Copy each line exactly.

------------------------------

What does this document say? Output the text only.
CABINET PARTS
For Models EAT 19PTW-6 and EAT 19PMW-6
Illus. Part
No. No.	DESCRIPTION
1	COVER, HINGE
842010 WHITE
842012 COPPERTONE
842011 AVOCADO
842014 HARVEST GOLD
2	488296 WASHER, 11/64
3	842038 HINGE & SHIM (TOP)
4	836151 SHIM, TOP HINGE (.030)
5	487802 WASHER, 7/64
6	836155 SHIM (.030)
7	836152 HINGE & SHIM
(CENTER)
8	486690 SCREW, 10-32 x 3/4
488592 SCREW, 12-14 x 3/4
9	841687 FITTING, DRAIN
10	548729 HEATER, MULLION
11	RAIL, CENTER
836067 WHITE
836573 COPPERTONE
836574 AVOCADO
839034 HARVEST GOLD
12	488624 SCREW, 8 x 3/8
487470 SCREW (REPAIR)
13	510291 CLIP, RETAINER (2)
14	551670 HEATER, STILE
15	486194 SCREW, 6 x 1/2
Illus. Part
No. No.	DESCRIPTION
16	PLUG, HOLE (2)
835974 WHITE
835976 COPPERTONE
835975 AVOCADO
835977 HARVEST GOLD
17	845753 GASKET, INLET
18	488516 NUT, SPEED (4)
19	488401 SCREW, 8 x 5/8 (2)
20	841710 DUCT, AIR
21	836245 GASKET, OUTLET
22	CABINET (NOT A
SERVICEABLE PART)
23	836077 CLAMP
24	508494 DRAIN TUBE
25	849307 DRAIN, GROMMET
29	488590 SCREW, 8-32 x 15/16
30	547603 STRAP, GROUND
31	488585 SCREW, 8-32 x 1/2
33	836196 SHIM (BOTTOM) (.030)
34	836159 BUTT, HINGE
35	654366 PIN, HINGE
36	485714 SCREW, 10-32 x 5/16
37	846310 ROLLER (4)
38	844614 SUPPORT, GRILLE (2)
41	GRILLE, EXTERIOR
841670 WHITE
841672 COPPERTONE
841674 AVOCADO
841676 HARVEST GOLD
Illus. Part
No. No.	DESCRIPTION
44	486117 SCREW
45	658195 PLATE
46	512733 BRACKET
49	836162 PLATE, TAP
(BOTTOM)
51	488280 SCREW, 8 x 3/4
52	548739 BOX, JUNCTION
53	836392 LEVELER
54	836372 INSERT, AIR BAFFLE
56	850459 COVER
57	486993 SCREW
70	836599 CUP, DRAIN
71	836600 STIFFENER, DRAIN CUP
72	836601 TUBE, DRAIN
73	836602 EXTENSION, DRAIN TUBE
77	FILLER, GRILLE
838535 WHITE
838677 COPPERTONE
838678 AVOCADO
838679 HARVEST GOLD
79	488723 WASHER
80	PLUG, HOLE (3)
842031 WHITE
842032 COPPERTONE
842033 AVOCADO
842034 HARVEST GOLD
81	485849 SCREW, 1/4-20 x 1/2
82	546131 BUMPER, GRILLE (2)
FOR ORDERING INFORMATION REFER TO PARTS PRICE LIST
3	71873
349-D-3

------------------------------

_Response to this task_
What does this document say? Output the text only.
CABINET PARTS
For Models EAT 19PTW-6 and EAT 19PMW-6
Illus. Part
No. No.	DESCRIPTION
1	COVER, HINGE
842010 WHITE
842012 COPPERTONE
842011 AVOCADO
842014 HARVEST GOLD
2	488296 WASHER, 11/64
3	842038 HINGE & SHIM (TOP)
4	836151 SHIM, TOP HINGE (.030)
5	487802 WASHER, 7/64
6	836155 SHIM (.030)
7	836152 HINGE & SHIM
(CENTER)
8	486690 SCREW, 10-32 x 3/4
488592 SCREW, 12-14 x 3/4
9	841687 FITTING, DRAIN
10	548729 HEATER, MULLION
11	RAIL, CENTER
836067 WHITE
836573 COPPERTONE
836574 AVOCADO
839034 HARVEST GOLD
12	488624 SCREW, 8 x 3/8
487470 SCREW (REPAIR)
13	510291 CLIP, RETAINER (2)
14	551670 HEATER, STILE
15	486194 SCREW, 6 x 1/2
Illus. Part
No. No.	DESCRIPTION
16	PLUG, HOLE (2)
835974 WHITE
835976 COPPERTONE
835975 AVOCADO
835977 HARVEST GOLD
17	845753 GASKET, INLET
18	488516 NUT, SPEED (4)
19	488401 SCREW, 8 x 5/8 (2)
20	841710 DUCT, AIR
21	836245 GASKET, OUTLET
22	CABINET (NOT A
SERVICEABLE PART)
23	836077 CLAMP
24	508494 DRAIN TUBE
25	849307 DRAIN, GROMMET
29	488590 SCREW, 8-32 x 15/16
30	547603 STRAP, GROUND
31	488585 SCREW, 8-32 x 1/2
33	836196 SHIM (BOTTOM) (.030)
34	836159 BUTT, HINGE
35	654366 PIN, HINGE
36	485714 SCREW, 10-32 x 5/16
37	846310 ROLLER (4)
38	844614 SUPPORT, GRILLE (2)
41	GRILLE, EXTERIOR
841670 WHITE
841672 COPPERTONE
841674 AVOCADO
841676 HARVEST GOLD
Illus. Part
No. No.	DESCRIPTION
44	486117 SCREW
45	658195 PLATE
46	512733 BRACKET
49	836162 PLATE, TAP
(BOTTOM)
51	488280 SCREW, 8 x 3/4
52	548739 BOX, JUNCTION
53	836392 LEVELER
54	836372 INSERT, AIR BAFFLE
56	850459 COVER
57	486993 SCREW
70	836599 CUP, DRAIN
71	836600 STIFFENER, DRAIN CUP
72	836601 TUBE, DRAIN
73	836602 EXTENSION, DRAIN TUBE
77	FILLER, GRILLE
838535 WHITE
838677 COPPERTONE
838678 AVOCADO
838679 HARVEST GOLD
79	488723 WASHER
80	PLUG, HOLE (3)
842031 WHITE
842032 COPPERTONE
842033 AVOCADO
842034 HARVEST GOLD
81	485849 SCREW, 1/4-20 x 1/2
82	546131 BUMPER, GRILLE (2)
FOR ORDERING INFORMATION REFER TO PARTS PRICE LIST
3	71873
349-D-3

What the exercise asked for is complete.